-- TASK GOAL --
Review the material line by line. Identify and copy every line that contains the string "sido".

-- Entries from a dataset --

□ □ □ □

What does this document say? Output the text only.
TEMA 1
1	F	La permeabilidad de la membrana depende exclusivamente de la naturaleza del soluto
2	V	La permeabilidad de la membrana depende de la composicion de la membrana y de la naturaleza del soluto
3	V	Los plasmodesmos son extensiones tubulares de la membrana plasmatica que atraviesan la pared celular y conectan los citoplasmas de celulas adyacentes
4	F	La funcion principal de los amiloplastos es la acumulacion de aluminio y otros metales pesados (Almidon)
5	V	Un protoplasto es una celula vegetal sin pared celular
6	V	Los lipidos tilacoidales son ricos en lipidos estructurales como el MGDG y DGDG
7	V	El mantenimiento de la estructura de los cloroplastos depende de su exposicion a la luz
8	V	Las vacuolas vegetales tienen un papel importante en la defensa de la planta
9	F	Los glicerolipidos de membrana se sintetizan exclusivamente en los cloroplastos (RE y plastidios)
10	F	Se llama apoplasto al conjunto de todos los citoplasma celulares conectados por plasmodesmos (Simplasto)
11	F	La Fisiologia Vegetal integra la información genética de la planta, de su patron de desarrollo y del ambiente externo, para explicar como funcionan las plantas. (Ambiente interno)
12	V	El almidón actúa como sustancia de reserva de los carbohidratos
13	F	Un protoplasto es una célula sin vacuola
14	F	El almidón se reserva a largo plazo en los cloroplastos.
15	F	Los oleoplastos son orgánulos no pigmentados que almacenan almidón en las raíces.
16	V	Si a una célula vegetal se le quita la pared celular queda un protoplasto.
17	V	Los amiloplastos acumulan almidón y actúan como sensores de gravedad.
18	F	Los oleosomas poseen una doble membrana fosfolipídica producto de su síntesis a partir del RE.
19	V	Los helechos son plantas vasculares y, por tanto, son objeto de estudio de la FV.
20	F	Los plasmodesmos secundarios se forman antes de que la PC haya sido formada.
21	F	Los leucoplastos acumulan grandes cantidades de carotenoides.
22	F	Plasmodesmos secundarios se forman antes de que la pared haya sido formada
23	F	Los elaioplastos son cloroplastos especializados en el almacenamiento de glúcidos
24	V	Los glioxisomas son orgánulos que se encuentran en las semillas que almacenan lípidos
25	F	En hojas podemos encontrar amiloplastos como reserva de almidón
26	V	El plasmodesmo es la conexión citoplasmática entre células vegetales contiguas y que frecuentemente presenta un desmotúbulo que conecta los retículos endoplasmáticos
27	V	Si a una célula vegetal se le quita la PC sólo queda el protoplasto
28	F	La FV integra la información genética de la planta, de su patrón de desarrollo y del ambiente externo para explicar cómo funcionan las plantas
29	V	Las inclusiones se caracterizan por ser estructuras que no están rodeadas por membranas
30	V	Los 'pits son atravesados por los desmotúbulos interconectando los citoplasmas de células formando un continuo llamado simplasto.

□ □ □ □

-- FINAL ANSWER --
20	F	Los plasmodesmos secundarios se forman antes de que la PC haya sido formada.
22	F	Plasmodesmos secundarios se forman antes de que la pared haya sido formada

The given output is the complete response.